======== Information shown ========
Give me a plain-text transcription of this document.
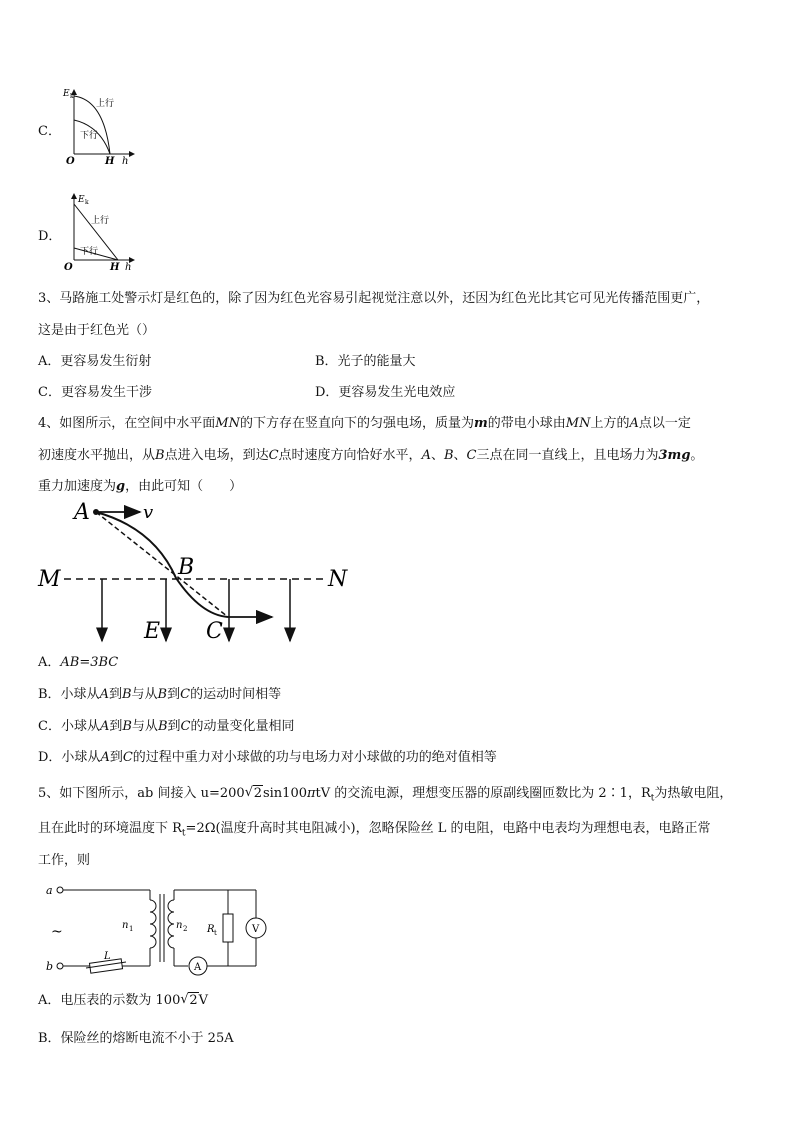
C．
E k
上行
下行
O	H h
D．
E k
上行
下行
O	H h
3、马路施工处警示灯是红色的，除了因为红色光容易引起视觉注意以外，还因为红色光比其它可见光传播范围更广，
这是由于红色光（）
A．更容易发生衍射	B．光子的能量大
C．更容易发生干涉	D．更容易发生光电效应
4、如图所示，在空间中水平面MN的下方存在竖直向下的匀强电场，质量为m的带电小球由MN上方的A点以一定
初速度水平抛出，从B点进入电场，到达C点时速度方向恰好水平，A、B、C三点在同一直线上，且电场力为3mg。
重力加速度为g，由此可知（　　）
M	N
E
A	v
B
C
A．AB=3BC
B．小球从A到B与从B到C的运动时间相等
C．小球从A到B与从B到C的动量变化量相同
D．小球从A到C的过程中重力对小球做的功与电场力对小球做的功的绝对值相等
5、如下图所示，ab 间接入 u=200 √ 2sin100πtV 的交流电源，理想变压器的原副线圈匝数比为 2∶1，$R_t$为热敏电阻，
且在此时的环境温度下 $R_t=2\Omega$(温度升高时其电阻减小)，忽略保险丝 L 的电阻，电路中电表均为理想电表，电路正常
工作，则
a
b
~
L
n 1	n 2
A
R t	V
A．电压表的示数为 100 √ 2V
B．保险丝的熔断电流不小于 25A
========
Written request: Reproduce every record above exactly, omitting the pictures.

Exercise answer:
Give me a plain-text transcription of this document.
C．
E k
上行
下行
O	H h
D．
E k
上行
下行
O	H h
3、马路施工处警示灯是红色的，除了因为红色光容易引起视觉注意以外，还因为红色光比其它可见光传播范围更广，
这是由于红色光（）
A．更容易发生衍射	B．光子的能量大
C．更容易发生干涉	D．更容易发生光电效应
4、如图所示，在空间中水平面MN的下方存在竖直向下的匀强电场，质量为m的带电小球由MN上方的A点以一定
初速度水平抛出，从B点进入电场，到达C点时速度方向恰好水平，A、B、C三点在同一直线上，且电场力为3mg。
重力加速度为g，由此可知（　　）
M	N
E
A	v
B
C
A．AB=3BC
B．小球从A到B与从B到C的运动时间相等
C．小球从A到B与从B到C的动量变化量相同
D．小球从A到C的过程中重力对小球做的功与电场力对小球做的功的绝对值相等
5、如下图所示，ab 间接入 u=200 √ 2sin100πtV 的交流电源，理想变压器的原副线圈匝数比为 2∶1，$R_t$为热敏电阻，
且在此时的环境温度下 $R_t=2\Omega$(温度升高时其电阻减小)，忽略保险丝 L 的电阻，电路中电表均为理想电表，电路正常
工作，则
a
b
~
L
n 1	n 2
A
R t	V
A．电压表的示数为 100 √ 2V
B．保险丝的熔断电流不小于 25A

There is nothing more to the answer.